Stored data:
_ _ _ _ _
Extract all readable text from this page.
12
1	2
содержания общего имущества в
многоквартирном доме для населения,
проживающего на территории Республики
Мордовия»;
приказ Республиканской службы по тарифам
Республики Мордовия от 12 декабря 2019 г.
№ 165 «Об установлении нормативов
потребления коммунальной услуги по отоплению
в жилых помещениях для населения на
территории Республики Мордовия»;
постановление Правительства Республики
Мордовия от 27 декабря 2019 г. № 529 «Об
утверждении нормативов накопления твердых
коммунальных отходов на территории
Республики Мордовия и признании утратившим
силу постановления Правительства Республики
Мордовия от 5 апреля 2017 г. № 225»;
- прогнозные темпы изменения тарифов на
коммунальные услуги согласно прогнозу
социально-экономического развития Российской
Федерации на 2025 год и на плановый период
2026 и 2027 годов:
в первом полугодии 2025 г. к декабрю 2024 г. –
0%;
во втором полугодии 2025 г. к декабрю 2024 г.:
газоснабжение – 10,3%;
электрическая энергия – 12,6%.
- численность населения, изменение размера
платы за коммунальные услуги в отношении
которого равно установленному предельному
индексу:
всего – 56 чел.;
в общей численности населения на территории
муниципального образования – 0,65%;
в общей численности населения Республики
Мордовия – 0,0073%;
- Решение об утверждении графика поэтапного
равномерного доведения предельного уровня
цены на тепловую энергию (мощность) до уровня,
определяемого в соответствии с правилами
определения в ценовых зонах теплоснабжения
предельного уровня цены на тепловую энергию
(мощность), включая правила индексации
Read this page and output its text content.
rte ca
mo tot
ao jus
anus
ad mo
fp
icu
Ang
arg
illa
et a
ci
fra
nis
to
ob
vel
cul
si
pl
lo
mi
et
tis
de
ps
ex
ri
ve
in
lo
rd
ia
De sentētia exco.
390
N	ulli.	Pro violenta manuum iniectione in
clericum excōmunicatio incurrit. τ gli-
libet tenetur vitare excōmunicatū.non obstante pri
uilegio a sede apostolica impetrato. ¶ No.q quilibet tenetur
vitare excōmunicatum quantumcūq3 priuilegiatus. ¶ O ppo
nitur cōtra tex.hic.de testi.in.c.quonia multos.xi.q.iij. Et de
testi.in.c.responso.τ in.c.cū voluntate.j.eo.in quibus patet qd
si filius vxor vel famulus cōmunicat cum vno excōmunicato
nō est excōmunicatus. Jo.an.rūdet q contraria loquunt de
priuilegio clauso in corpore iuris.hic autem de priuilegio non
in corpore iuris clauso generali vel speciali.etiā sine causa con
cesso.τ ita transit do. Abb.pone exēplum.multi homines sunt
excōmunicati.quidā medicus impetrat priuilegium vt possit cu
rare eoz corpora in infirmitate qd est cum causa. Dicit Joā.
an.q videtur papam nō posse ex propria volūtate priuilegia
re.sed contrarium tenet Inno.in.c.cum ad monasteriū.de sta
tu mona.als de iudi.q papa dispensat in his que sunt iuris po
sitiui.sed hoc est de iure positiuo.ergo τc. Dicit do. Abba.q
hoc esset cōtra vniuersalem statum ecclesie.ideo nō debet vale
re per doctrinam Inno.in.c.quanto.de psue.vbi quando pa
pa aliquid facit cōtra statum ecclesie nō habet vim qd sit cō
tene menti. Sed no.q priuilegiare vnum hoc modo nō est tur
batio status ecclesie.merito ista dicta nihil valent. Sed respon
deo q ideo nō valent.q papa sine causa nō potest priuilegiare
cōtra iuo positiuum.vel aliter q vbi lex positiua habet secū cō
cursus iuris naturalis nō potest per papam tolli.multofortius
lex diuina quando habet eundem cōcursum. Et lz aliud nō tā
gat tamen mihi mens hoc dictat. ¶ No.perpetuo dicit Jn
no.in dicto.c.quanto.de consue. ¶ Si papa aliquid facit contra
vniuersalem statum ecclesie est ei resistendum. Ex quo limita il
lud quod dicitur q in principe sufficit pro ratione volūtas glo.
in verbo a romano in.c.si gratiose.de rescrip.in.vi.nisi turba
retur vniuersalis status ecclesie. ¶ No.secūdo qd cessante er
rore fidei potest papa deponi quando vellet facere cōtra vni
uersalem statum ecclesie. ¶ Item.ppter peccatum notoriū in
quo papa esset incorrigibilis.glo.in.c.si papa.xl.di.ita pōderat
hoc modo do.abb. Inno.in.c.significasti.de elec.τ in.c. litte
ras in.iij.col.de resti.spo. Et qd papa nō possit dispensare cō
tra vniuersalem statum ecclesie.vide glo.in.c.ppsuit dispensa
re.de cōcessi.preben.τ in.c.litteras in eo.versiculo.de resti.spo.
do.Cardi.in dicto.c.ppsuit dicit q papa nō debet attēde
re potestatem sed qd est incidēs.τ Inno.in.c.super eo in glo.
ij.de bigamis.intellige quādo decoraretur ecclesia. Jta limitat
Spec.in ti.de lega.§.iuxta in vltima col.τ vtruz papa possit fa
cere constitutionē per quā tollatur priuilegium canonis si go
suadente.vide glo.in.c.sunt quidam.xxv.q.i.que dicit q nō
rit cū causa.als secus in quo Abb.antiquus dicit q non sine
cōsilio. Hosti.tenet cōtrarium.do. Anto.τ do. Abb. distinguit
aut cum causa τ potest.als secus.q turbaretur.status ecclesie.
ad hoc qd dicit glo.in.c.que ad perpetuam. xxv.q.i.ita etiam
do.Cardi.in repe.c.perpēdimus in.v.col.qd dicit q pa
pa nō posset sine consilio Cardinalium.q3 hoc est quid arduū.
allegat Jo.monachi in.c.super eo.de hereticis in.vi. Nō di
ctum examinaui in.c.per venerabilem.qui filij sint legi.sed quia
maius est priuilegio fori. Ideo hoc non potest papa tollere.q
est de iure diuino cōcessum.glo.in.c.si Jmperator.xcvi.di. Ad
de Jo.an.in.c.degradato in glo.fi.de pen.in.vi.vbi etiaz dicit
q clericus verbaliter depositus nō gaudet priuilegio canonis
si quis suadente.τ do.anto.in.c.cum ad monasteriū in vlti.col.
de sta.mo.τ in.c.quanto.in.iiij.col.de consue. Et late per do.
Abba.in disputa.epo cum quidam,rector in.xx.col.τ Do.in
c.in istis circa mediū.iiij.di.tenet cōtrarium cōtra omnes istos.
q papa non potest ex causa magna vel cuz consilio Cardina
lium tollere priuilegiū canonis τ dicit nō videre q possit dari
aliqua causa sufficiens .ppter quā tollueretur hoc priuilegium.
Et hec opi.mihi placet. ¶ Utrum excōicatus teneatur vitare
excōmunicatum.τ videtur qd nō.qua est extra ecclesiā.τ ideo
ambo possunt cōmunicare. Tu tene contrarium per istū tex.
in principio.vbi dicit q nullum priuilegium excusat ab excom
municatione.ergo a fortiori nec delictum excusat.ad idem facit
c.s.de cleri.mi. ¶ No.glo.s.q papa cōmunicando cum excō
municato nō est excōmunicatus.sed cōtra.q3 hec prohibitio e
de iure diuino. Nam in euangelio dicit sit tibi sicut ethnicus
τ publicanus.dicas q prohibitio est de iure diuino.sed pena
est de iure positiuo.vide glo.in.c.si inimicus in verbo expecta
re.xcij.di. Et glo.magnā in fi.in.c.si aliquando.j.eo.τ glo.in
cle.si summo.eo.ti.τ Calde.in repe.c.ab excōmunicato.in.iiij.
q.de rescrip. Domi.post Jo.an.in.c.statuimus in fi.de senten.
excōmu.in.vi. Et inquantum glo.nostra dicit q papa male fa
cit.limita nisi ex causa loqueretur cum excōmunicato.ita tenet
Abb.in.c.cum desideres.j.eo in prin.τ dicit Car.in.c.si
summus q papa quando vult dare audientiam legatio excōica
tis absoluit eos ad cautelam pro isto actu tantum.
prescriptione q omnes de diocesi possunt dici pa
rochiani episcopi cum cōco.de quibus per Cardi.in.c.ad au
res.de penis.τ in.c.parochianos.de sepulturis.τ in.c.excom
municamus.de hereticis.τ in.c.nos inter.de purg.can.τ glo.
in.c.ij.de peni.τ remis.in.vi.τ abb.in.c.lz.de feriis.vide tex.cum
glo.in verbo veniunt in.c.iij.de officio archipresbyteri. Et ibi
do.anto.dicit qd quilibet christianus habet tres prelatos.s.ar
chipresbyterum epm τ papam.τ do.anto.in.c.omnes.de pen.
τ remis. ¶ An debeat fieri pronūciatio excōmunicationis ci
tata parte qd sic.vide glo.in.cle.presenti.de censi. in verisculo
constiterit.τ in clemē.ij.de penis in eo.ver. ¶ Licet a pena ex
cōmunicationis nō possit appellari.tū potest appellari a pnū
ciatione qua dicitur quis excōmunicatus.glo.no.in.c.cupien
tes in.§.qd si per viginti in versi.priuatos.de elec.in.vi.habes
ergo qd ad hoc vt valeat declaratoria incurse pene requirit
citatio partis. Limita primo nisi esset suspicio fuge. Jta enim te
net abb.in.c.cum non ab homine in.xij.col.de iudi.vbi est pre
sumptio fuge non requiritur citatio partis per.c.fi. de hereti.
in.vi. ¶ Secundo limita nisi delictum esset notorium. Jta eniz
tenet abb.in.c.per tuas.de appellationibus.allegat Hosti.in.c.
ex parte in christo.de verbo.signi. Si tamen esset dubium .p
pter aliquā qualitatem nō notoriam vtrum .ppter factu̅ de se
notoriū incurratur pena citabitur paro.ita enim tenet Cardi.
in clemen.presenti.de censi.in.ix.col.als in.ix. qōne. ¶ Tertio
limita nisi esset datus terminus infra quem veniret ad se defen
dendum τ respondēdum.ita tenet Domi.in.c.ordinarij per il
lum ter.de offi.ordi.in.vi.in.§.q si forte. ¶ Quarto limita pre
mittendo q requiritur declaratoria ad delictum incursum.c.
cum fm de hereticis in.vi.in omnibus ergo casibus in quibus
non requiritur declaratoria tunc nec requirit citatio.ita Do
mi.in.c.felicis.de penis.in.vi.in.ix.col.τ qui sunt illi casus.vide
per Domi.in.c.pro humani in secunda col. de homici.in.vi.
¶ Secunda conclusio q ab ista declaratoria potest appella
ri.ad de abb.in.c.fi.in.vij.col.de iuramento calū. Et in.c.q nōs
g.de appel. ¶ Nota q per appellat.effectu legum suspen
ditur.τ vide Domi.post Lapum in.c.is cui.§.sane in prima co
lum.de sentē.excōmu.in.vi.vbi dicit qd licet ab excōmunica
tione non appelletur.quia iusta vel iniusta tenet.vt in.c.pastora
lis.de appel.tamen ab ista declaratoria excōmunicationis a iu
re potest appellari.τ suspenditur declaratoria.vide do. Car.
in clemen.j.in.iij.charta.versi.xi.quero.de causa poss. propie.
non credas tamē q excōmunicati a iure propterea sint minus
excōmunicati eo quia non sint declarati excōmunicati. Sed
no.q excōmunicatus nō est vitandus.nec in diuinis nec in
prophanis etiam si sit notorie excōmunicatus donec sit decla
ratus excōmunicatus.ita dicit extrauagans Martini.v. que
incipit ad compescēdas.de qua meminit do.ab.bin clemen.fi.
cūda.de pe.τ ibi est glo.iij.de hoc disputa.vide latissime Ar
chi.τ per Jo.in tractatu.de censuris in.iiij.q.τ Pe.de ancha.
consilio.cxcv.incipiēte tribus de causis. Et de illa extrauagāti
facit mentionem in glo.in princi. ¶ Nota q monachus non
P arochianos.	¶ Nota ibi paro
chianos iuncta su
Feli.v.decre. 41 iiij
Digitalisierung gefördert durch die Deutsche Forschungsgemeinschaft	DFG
_ _ _ _ _
SET EXERCISE: Whenever "ppsuit" turns up in a line, pick that line out.

RESPONSE FOR THIS EXERCISE:
tra vniuersalem statum ecclesie.vide glo.in.c.ppsuit dispensa
do.Cardi.in dicto.c.ppsuit dicit q papa nō debet attēde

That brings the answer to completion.